EXERCISE DETAILS: Rewrite the lines below, replacing "Patent image size" with "Image dimensions" and keeping everything else the same. Leave the pictures out of your answer.

================================

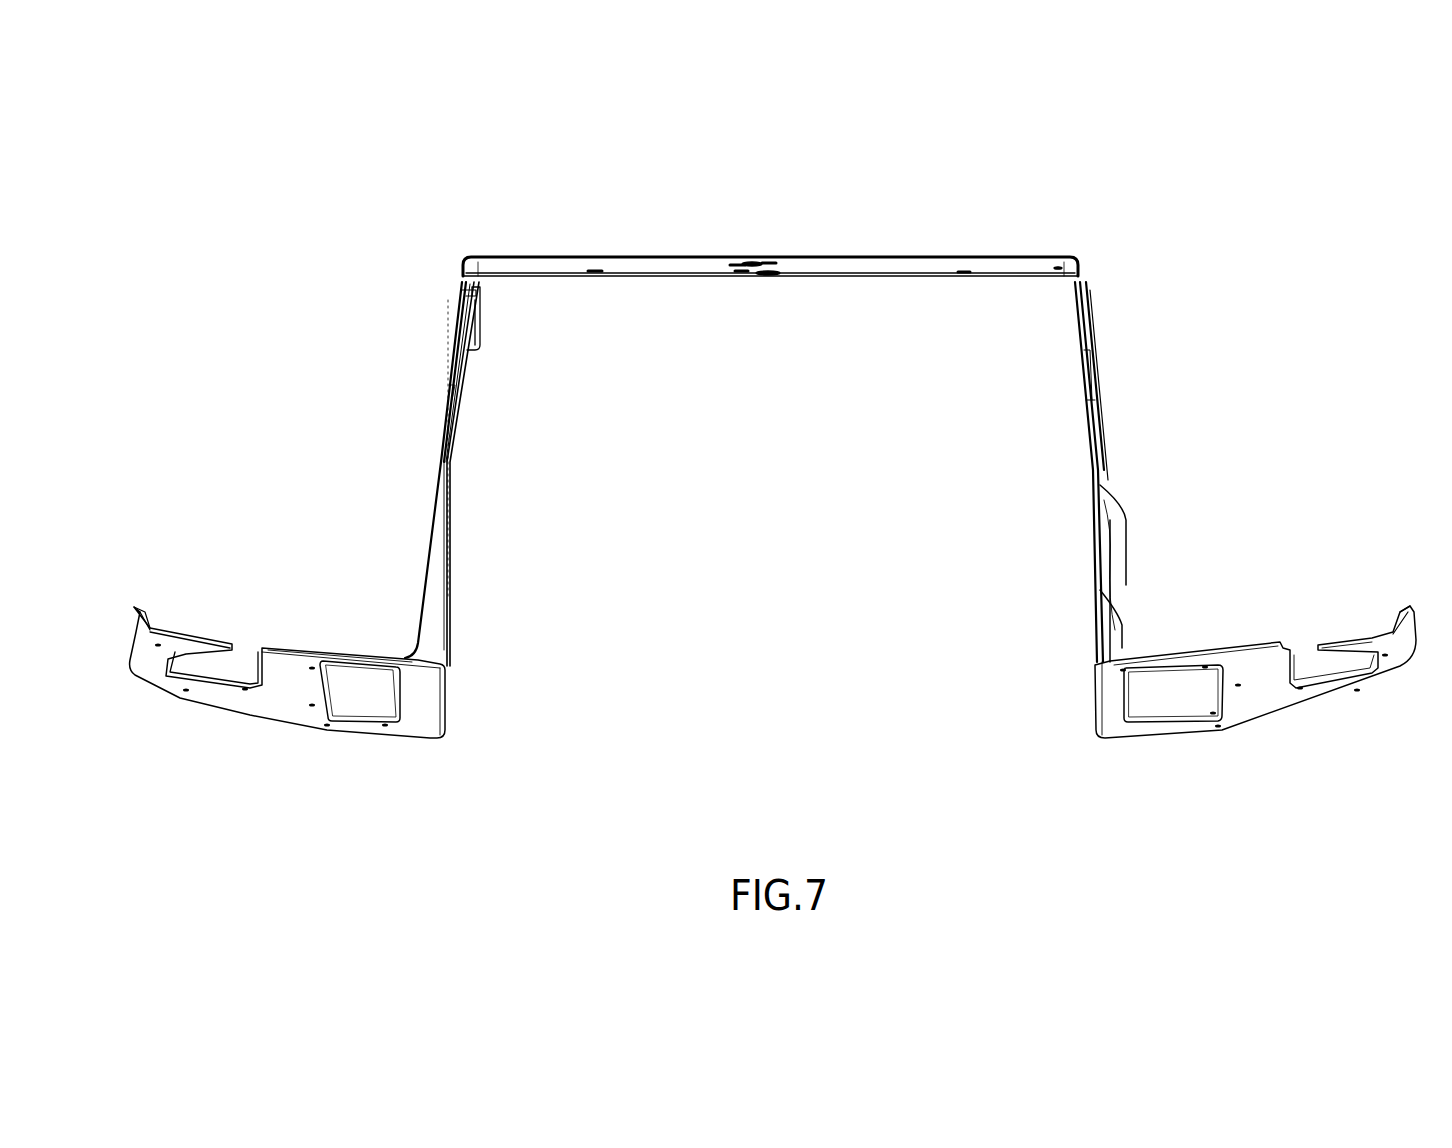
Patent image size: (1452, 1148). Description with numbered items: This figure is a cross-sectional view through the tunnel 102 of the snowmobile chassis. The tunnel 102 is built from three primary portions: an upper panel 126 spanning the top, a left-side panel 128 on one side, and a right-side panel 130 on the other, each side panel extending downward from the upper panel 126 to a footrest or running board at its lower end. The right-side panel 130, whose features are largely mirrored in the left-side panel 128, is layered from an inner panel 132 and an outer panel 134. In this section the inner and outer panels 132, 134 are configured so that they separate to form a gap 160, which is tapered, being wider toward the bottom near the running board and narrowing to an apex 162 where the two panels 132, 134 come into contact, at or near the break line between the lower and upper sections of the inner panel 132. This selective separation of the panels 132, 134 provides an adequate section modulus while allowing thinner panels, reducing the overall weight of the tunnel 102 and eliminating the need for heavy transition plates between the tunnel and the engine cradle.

The tunnel 102 is at (1095, 127).
The upper panel 126 is at (784, 252).
The left-side panel 128 is at (1116, 247).
The right-side panel 130 is at (437, 246).
The inner panel 132 is at (453, 565).
The outer panel 134 is at (430, 535).
The gap 160 is at (432, 621).
The apex 162 is at (448, 500).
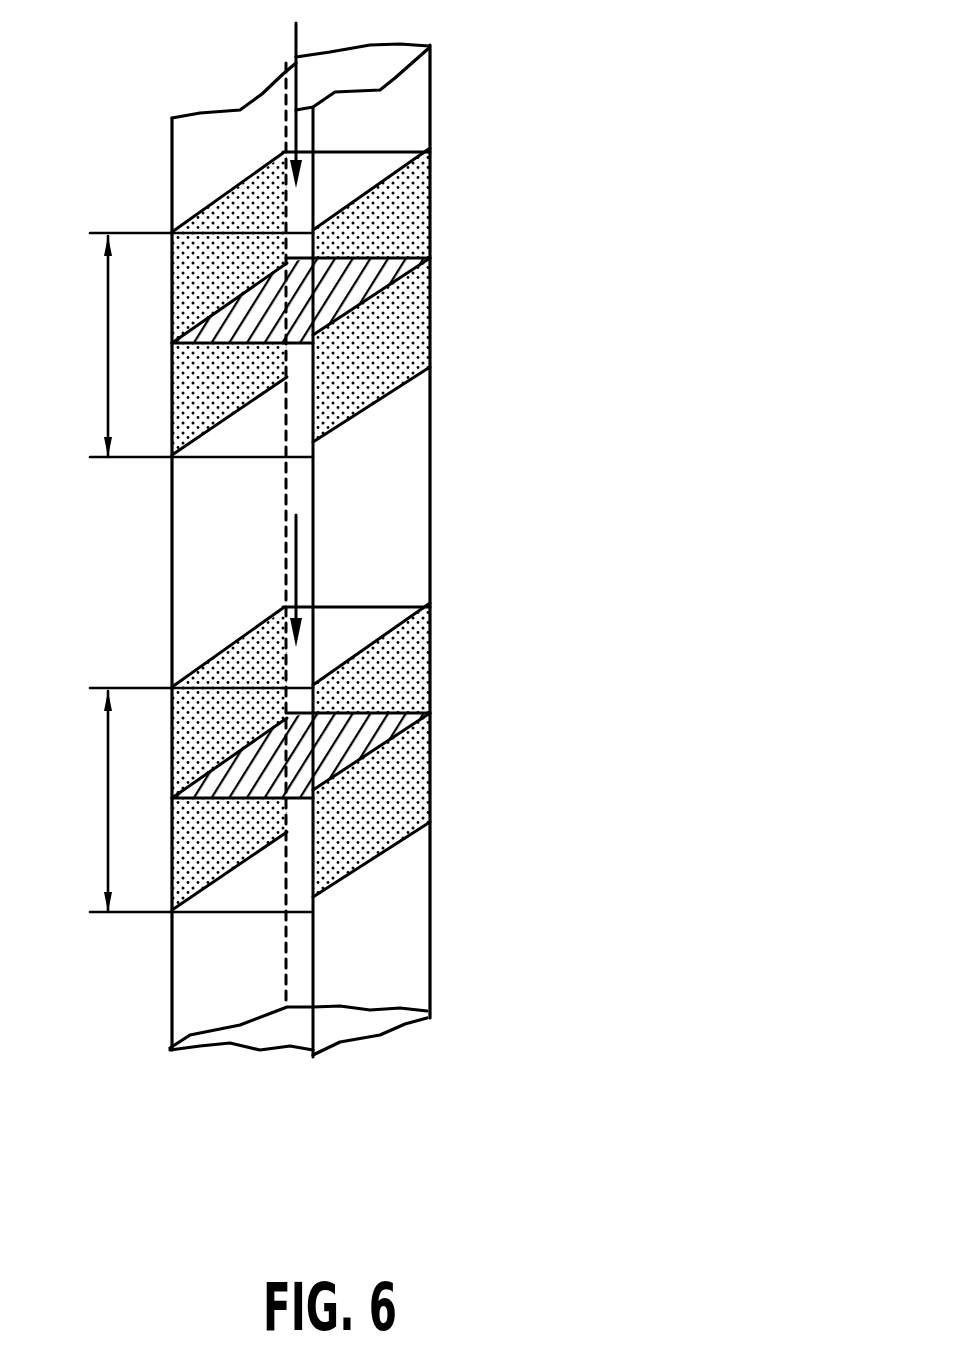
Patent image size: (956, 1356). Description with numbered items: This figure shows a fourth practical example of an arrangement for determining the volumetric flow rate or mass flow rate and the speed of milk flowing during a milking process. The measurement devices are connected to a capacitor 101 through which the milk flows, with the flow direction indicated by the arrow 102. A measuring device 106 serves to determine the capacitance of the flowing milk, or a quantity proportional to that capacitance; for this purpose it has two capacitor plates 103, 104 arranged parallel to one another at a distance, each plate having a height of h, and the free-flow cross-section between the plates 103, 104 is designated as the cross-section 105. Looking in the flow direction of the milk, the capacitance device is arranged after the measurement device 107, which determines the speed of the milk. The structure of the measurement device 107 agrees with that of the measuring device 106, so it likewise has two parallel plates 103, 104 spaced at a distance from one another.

The capacitor 101 is at (170, 118).
The arrow 102 is at (296, 38).
The capacitor plate 103 is at (313, 344).
The capacitor plate 104 is at (313, 378).
The free-flow cross-section 105 is at (432, 223).
The measuring device 106 is at (518, 125).
The measurement device 107 is at (542, 575).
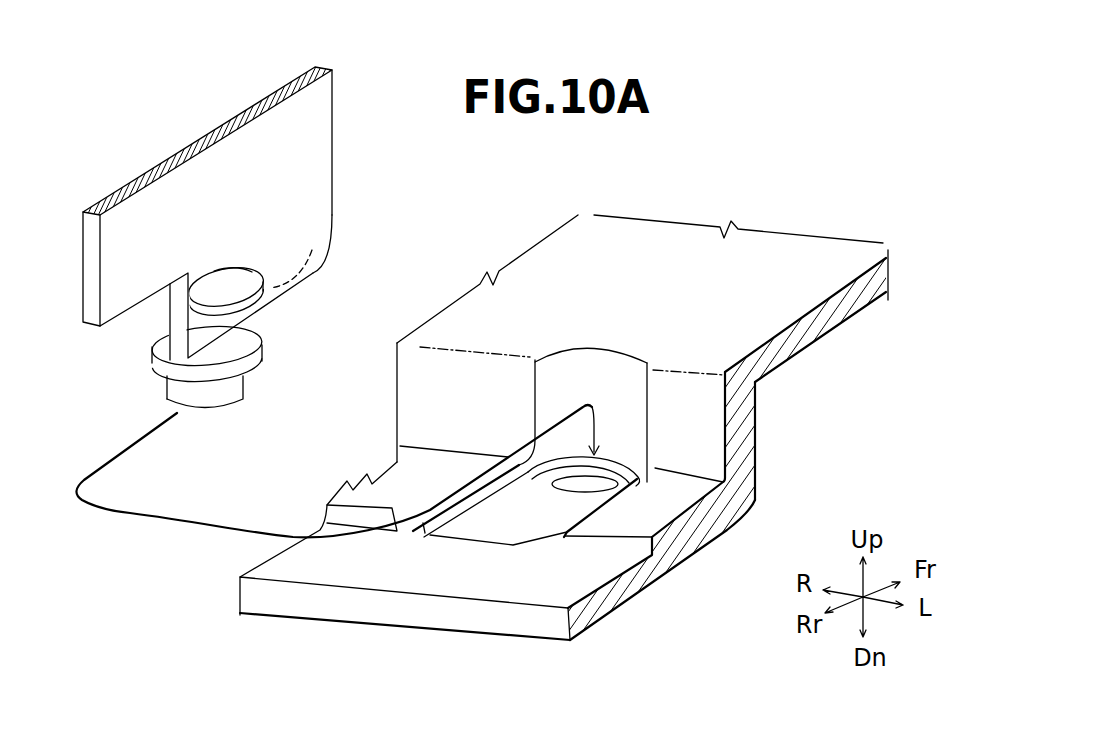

================================

EXERCISE RESPONSE:
Image dimensions: (1452, 1148). Description with numbered items: This figure is a cross-sectional view through the tunnel 102 of the snowmobile chassis. The tunnel 102 is built from three primary portions: an upper panel 126 spanning the top, a left-side panel 128 on one side, and a right-side panel 130 on the other, each side panel extending downward from the upper panel 126 to a footrest or running board at its lower end. The right-side panel 130, whose features are largely mirrored in the left-side panel 128, is layered from an inner panel 132 and an outer panel 134. In this section the inner and outer panels 132, 134 are configured so that they separate to form a gap 160, which is tapered, being wider toward the bottom near the running board and narrowing to an apex 162 where the two panels 132, 134 come into contact, at or near the break line between the lower and upper sections of the inner panel 132. This selective separation of the panels 132, 134 provides an adequate section modulus while allowing thinner panels, reducing the overall weight of the tunnel 102 and eliminating the need for heavy transition plates between the tunnel and the engine cradle.

The tunnel 102 is at (1095, 127).
The upper panel 126 is at (784, 252).
The left-side panel 128 is at (1116, 247).
The right-side panel 130 is at (437, 246).
The inner panel 132 is at (453, 565).
The outer panel 134 is at (430, 535).
The gap 160 is at (432, 621).
The apex 162 is at (448, 500).
Image dimensions: (956, 1356). Description with numbered items: This figure shows a fourth practical example of an arrangement for determining the volumetric flow rate or mass flow rate and the speed of milk flowing during a milking process. The measurement devices are connected to a capacitor 101 through which the milk flows, with the flow direction indicated by the arrow 102. A measuring device 106 serves to determine the capacitance of the flowing milk, or a quantity proportional to that capacitance; for this purpose it has two capacitor plates 103, 104 arranged parallel to one another at a distance, each plate having a height of h, and the free-flow cross-section between the plates 103, 104 is designated as the cross-section 105. Looking in the flow direction of the milk, the capacitance device is arranged after the measurement device 107, which determines the speed of the milk. The structure of the measurement device 107 agrees with that of the measuring device 106, so it likewise has two parallel plates 103, 104 spaced at a distance from one another.

The capacitor 101 is at (170, 118).
The arrow 102 is at (296, 38).
The capacitor plate 103 is at (313, 344).
The capacitor plate 104 is at (313, 378).
The free-flow cross-section 105 is at (432, 223).
The measuring device 106 is at (518, 125).
The measurement device 107 is at (542, 575).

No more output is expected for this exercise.